[Exercise]
From the line with "Output a JSON" to the final line of the records, reproduce every line exactly and only those lines.

[Rows]
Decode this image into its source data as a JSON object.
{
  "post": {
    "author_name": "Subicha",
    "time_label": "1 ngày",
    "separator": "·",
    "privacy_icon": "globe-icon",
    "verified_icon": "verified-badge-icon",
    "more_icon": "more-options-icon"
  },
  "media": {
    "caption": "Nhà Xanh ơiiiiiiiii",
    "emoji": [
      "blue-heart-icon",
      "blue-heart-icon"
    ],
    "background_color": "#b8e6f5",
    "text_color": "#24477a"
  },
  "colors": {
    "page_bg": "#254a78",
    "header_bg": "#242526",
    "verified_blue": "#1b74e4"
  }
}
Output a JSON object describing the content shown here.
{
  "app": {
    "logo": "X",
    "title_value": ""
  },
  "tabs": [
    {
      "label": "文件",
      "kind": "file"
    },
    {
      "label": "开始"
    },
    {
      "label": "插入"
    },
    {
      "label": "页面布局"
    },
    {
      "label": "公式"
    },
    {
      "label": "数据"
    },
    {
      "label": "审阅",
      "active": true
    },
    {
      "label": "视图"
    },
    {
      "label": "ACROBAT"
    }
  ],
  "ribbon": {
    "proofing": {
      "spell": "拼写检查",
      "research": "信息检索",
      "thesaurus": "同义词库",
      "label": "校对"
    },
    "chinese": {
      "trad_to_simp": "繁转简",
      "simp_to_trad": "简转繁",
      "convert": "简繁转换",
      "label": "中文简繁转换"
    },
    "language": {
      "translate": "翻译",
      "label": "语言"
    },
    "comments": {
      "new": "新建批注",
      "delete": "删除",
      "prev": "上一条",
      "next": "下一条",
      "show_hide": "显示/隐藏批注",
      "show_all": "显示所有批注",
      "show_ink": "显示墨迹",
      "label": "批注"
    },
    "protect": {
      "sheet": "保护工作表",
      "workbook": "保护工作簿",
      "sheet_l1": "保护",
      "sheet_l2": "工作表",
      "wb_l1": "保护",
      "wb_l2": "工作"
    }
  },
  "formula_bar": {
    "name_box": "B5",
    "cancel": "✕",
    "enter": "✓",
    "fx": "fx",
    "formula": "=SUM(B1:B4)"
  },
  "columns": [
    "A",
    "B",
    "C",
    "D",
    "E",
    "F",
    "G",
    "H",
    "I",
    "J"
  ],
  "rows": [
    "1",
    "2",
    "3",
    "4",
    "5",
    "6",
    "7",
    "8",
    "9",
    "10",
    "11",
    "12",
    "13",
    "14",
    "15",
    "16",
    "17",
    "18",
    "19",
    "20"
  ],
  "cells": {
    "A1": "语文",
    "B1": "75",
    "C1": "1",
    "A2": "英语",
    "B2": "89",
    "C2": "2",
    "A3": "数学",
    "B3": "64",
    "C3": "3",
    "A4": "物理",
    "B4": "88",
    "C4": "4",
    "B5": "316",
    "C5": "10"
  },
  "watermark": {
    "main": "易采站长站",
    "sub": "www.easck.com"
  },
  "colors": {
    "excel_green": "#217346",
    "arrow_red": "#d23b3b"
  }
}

[Full solution]
Output a JSON object describing the content shown here.
{
  "app": {
    "logo": "X",
    "title_value": ""
  },
  "tabs": [
    {
      "label": "文件",
      "kind": "file"
    },
    {
      "label": "开始"
    },
    {
      "label": "插入"
    },
    {
      "label": "页面布局"
    },
    {
      "label": "公式"
    },
    {
      "label": "数据"
    },
    {
      "label": "审阅",
      "active": true
    },
    {
      "label": "视图"
    },
    {
      "label": "ACROBAT"
    }
  ],
  "ribbon": {
    "proofing": {
      "spell": "拼写检查",
      "research": "信息检索",
      "thesaurus": "同义词库",
      "label": "校对"
    },
    "chinese": {
      "trad_to_simp": "繁转简",
      "simp_to_trad": "简转繁",
      "convert": "简繁转换",
      "label": "中文简繁转换"
    },
    "language": {
      "translate": "翻译",
      "label": "语言"
    },
    "comments": {
      "new": "新建批注",
      "delete": "删除",
      "prev": "上一条",
      "next": "下一条",
      "show_hide": "显示/隐藏批注",
      "show_all": "显示所有批注",
      "show_ink": "显示墨迹",
      "label": "批注"
    },
    "protect": {
      "sheet": "保护工作表",
      "workbook": "保护工作簿",
      "sheet_l1": "保护",
      "sheet_l2": "工作表",
      "wb_l1": "保护",
      "wb_l2": "工作"
    }
  },
  "formula_bar": {
    "name_box": "B5",
    "cancel": "✕",
    "enter": "✓",
    "fx": "fx",
    "formula": "=SUM(B1:B4)"
  },
  "columns": [
    "A",
    "B",
    "C",
    "D",
    "E",
    "F",
    "G",
    "H",
    "I",
    "J"
  ],
  "rows": [
    "1",
    "2",
    "3",
    "4",
    "5",
    "6",
    "7",
    "8",
    "9",
    "10",
    "11",
    "12",
    "13",
    "14",
    "15",
    "16",
    "17",
    "18",
    "19",
    "20"
  ],
  "cells": {
    "A1": "语文",
    "B1": "75",
    "C1": "1",
    "A2": "英语",
    "B2": "89",
    "C2": "2",
    "A3": "数学",
    "B3": "64",
    "C3": "3",
    "A4": "物理",
    "B4": "88",
    "C4": "4",
    "B5": "316",
    "C5": "10"
  },
  "watermark": {
    "main": "易采站长站",
    "sub": "www.easck.com"
  },
  "colors": {
    "excel_green": "#217346",
    "arrow_red": "#d23b3b"
  }
}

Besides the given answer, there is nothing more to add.